## start Data entries

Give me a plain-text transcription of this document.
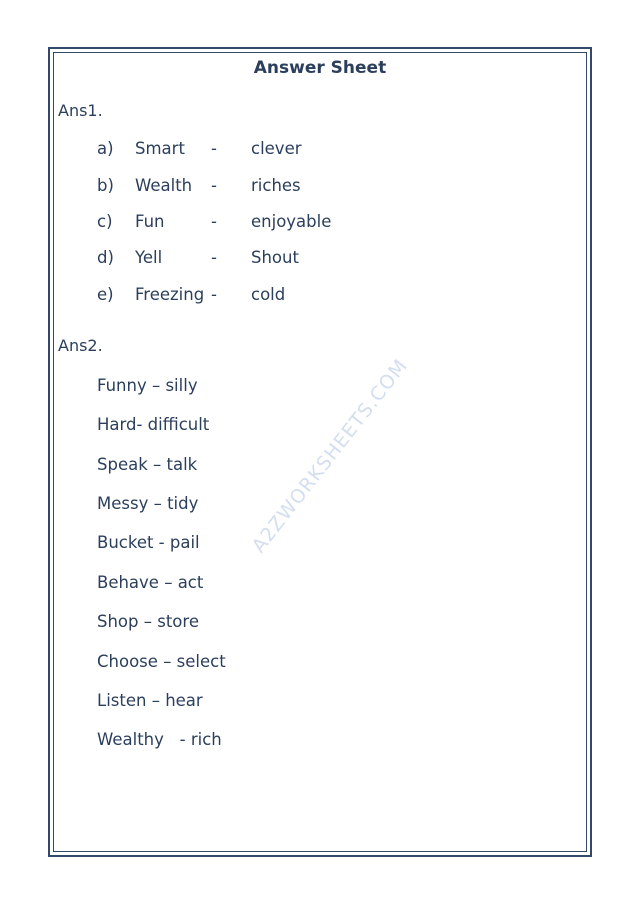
Answer Sheet
A2ZWORKSHEETS.COM
Ans1.
a) Smart - clever
b) Wealth - riches
c) Fun	- enjoyable
d) Yell	- Shout
e) Freezing - cold
Ans2.
Funny – silly
Hard- difficult
Speak – talk
Messy – tidy
Bucket - pail
Behave – act
Shop – store
Choose – select
Listen – hear
Wealthy   - rich
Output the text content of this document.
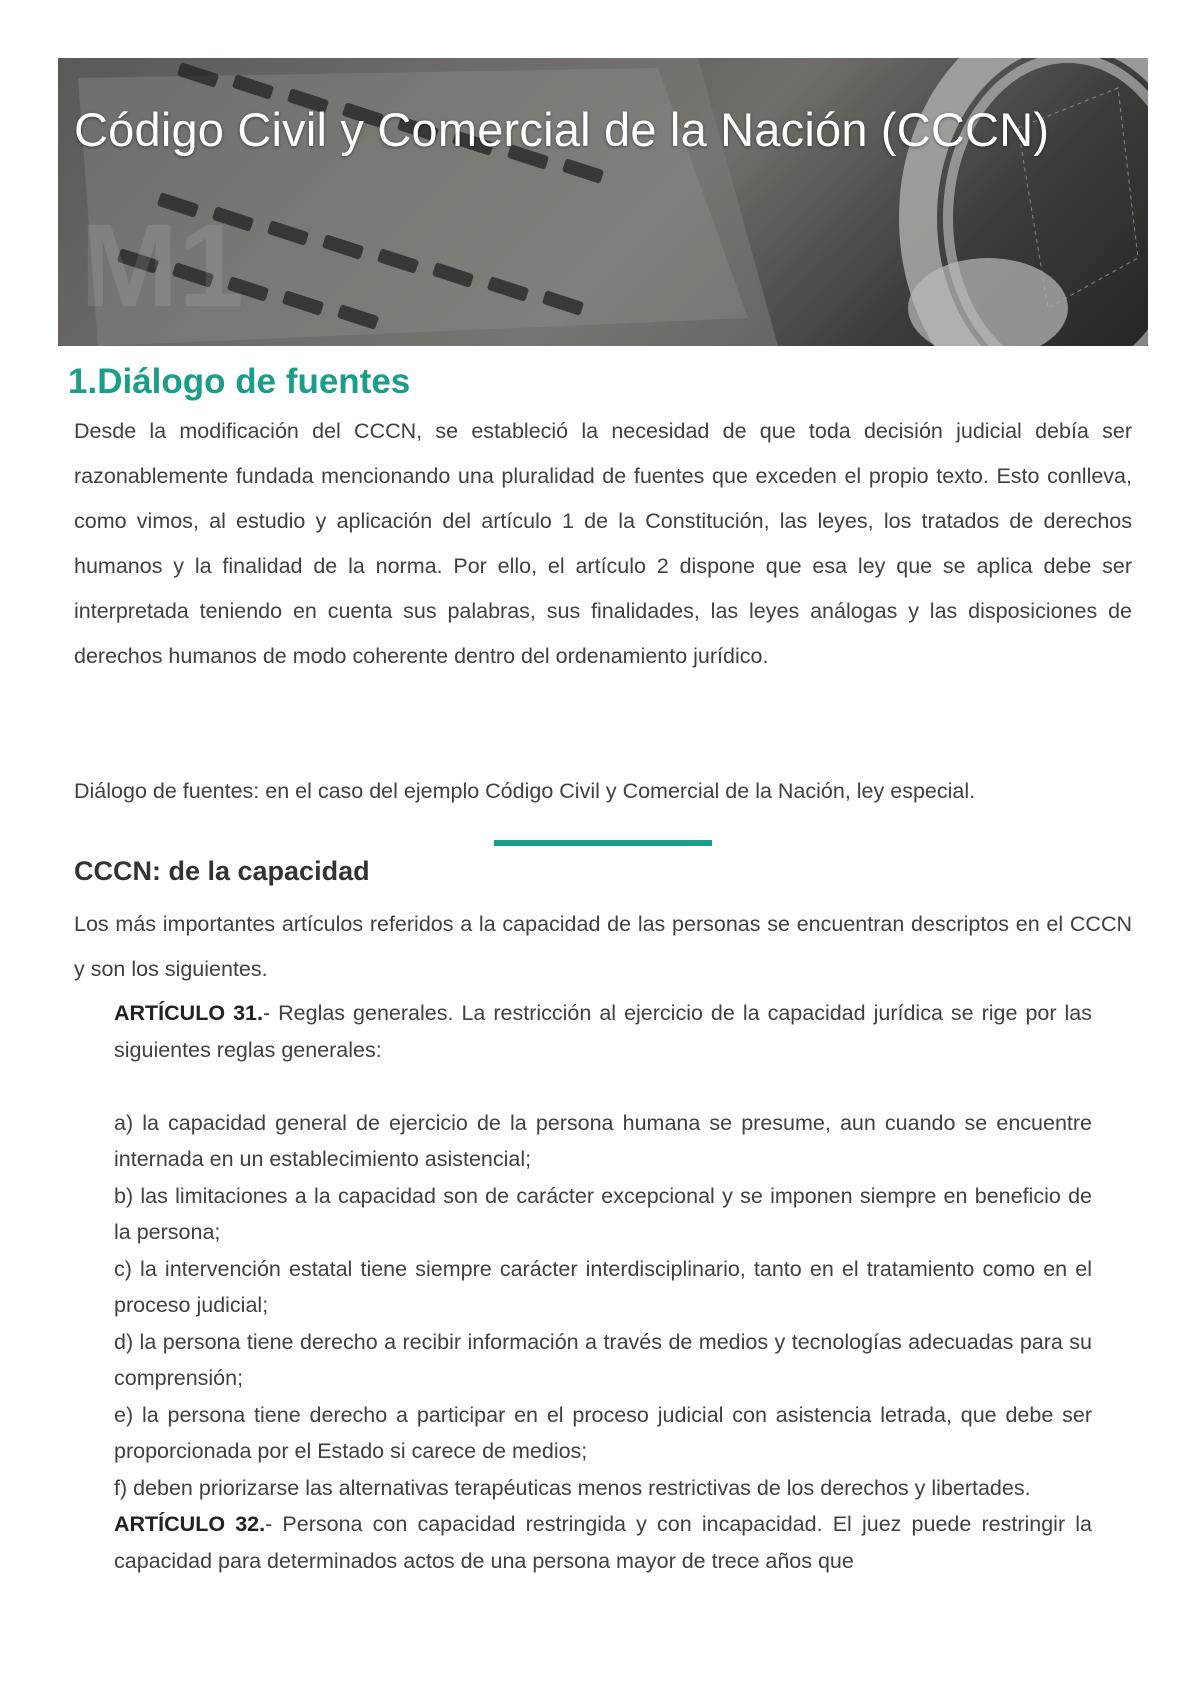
M1
Código Civil y Comercial de la Nación (CCCN)
1.Diálogo de fuentes

Desde la modificación del CCCN, se estableció la necesidad de que toda decisión judicial debía ser razonablemente fundada mencionando una pluralidad de fuentes que exceden el propio texto. Esto conlleva, como vimos, al estudio y aplicación del artículo 1 de la Constitución, las leyes, los tratados de derechos humanos y la finalidad de la norma. Por ello, el artículo 2 dispone que esa ley que se aplica debe ser interpretada teniendo en cuenta sus palabras, sus finalidades, las leyes análogas y las disposiciones de derechos humanos de modo coherente dentro del ordenamiento jurídico.

Diálogo de fuentes: en el caso del ejemplo Código Civil y Comercial de la Nación, ley especial.

CCCN: de la capacidad

Los más importantes artículos referidos a la capacidad de las personas se encuentran descriptos en el CCCN y son los siguientes.

ARTÍCULO 31.- Reglas generales. La restricción al ejercicio de la capacidad jurídica se rige por las siguientes reglas generales:

a) la capacidad general de ejercicio de la persona humana se presume, aun cuando se encuentre internada en un establecimiento asistencial;

b) las limitaciones a la capacidad son de carácter excepcional y se imponen siempre en beneficio de la persona;

c) la intervención estatal tiene siempre carácter interdisciplinario, tanto en el tratamiento como en el proceso judicial;

d) la persona tiene derecho a recibir información a través de medios y tecnologías adecuadas para su comprensión;

e) la persona tiene derecho a participar en el proceso judicial con asistencia letrada, que debe ser proporcionada por el Estado si carece de medios;

f) deben priorizarse las alternativas terapéuticas menos restrictivas de los derechos y libertades.

ARTÍCULO 32.- Persona con capacidad restringida y con incapacidad. El juez puede restringir la capacidad para determinados actos de una persona mayor de trece años que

## end Data entries

Exercise objective: Print each record exactly as it stands, leaving the images out.

Solution:
Give me a plain-text transcription of this document.
Answer Sheet
A2ZWORKSHEETS.COM
Ans1.
a) Smart - clever
b) Wealth - riches
c) Fun	- enjoyable
d) Yell	- Shout
e) Freezing - cold
Ans2.
Funny – silly
Hard- difficult
Speak – talk
Messy – tidy
Bucket - pail
Behave – act
Shop – store
Choose – select
Listen – hear
Wealthy   - rich
Output the text content of this document.
M1
Código Civil y Comercial de la Nación (CCCN)
1.Diálogo de fuentes

Desde la modificación del CCCN, se estableció la necesidad de que toda decisión judicial debía ser razonablemente fundada mencionando una pluralidad de fuentes que exceden el propio texto. Esto conlleva, como vimos, al estudio y aplicación del artículo 1 de la Constitución, las leyes, los tratados de derechos humanos y la finalidad de la norma. Por ello, el artículo 2 dispone que esa ley que se aplica debe ser interpretada teniendo en cuenta sus palabras, sus finalidades, las leyes análogas y las disposiciones de derechos humanos de modo coherente dentro del ordenamiento jurídico.

Diálogo de fuentes: en el caso del ejemplo Código Civil y Comercial de la Nación, ley especial.

CCCN: de la capacidad

Los más importantes artículos referidos a la capacidad de las personas se encuentran descriptos en el CCCN y son los siguientes.

ARTÍCULO 31.- Reglas generales. La restricción al ejercicio de la capacidad jurídica se rige por las siguientes reglas generales:

a) la capacidad general de ejercicio de la persona humana se presume, aun cuando se encuentre internada en un establecimiento asistencial;

b) las limitaciones a la capacidad son de carácter excepcional y se imponen siempre en beneficio de la persona;

c) la intervención estatal tiene siempre carácter interdisciplinario, tanto en el tratamiento como en el proceso judicial;

d) la persona tiene derecho a recibir información a través de medios y tecnologías adecuadas para su comprensión;

e) la persona tiene derecho a participar en el proceso judicial con asistencia letrada, que debe ser proporcionada por el Estado si carece de medios;

f) deben priorizarse las alternativas terapéuticas menos restrictivas de los derechos y libertades.

ARTÍCULO 32.- Persona con capacidad restringida y con incapacidad. El juez puede restringir la capacidad para determinados actos de una persona mayor de trece años que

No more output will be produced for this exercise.